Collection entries

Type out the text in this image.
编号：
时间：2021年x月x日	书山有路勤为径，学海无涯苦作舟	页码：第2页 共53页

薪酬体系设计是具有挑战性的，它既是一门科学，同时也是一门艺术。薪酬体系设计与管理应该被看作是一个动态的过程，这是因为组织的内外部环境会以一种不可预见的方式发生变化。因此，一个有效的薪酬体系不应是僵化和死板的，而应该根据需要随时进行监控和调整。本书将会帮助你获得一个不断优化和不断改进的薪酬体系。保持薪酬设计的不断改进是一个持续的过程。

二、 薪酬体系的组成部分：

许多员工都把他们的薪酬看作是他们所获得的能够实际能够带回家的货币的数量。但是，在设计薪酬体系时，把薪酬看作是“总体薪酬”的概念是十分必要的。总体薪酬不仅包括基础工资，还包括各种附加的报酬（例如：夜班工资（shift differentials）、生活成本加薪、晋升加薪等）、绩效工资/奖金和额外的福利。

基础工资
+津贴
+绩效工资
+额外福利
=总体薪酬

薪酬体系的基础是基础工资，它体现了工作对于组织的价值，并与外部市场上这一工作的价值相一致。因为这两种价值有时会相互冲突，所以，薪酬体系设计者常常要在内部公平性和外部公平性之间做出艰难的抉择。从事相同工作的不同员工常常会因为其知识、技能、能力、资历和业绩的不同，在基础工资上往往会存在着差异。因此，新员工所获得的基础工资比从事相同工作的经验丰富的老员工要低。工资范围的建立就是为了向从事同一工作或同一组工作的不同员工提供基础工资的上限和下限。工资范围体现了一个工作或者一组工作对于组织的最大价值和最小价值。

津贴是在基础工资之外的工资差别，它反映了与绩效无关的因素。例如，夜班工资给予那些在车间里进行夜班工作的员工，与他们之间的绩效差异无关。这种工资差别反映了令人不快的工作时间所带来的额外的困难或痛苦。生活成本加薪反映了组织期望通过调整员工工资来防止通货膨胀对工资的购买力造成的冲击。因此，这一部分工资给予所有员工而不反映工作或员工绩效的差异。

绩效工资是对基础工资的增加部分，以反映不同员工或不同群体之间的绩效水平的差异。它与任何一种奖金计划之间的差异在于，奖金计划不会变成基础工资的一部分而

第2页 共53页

Exercise details:
Here, the records must be output exactly and in full.

Task answer:
Type out the text in this image.
编号：
时间：2021年x月x日	书山有路勤为径，学海无涯苦作舟	页码：第2页 共53页

薪酬体系设计是具有挑战性的，它既是一门科学，同时也是一门艺术。薪酬体系设计与管理应该被看作是一个动态的过程，这是因为组织的内外部环境会以一种不可预见的方式发生变化。因此，一个有效的薪酬体系不应是僵化和死板的，而应该根据需要随时进行监控和调整。本书将会帮助你获得一个不断优化和不断改进的薪酬体系。保持薪酬设计的不断改进是一个持续的过程。

二、 薪酬体系的组成部分：

许多员工都把他们的薪酬看作是他们所获得的能够实际能够带回家的货币的数量。但是，在设计薪酬体系时，把薪酬看作是“总体薪酬”的概念是十分必要的。总体薪酬不仅包括基础工资，还包括各种附加的报酬（例如：夜班工资（shift differentials）、生活成本加薪、晋升加薪等）、绩效工资/奖金和额外的福利。

基础工资
+津贴
+绩效工资
+额外福利
=总体薪酬

薪酬体系的基础是基础工资，它体现了工作对于组织的价值，并与外部市场上这一工作的价值相一致。因为这两种价值有时会相互冲突，所以，薪酬体系设计者常常要在内部公平性和外部公平性之间做出艰难的抉择。从事相同工作的不同员工常常会因为其知识、技能、能力、资历和业绩的不同，在基础工资上往往会存在着差异。因此，新员工所获得的基础工资比从事相同工作的经验丰富的老员工要低。工资范围的建立就是为了向从事同一工作或同一组工作的不同员工提供基础工资的上限和下限。工资范围体现了一个工作或者一组工作对于组织的最大价值和最小价值。

津贴是在基础工资之外的工资差别，它反映了与绩效无关的因素。例如，夜班工资给予那些在车间里进行夜班工作的员工，与他们之间的绩效差异无关。这种工资差别反映了令人不快的工作时间所带来的额外的困难或痛苦。生活成本加薪反映了组织期望通过调整员工工资来防止通货膨胀对工资的购买力造成的冲击。因此，这一部分工资给予所有员工而不反映工作或员工绩效的差异。

绩效工资是对基础工资的增加部分，以反映不同员工或不同群体之间的绩效水平的差异。它与任何一种奖金计划之间的差异在于，奖金计划不会变成基础工资的一部分而

第2页 共53页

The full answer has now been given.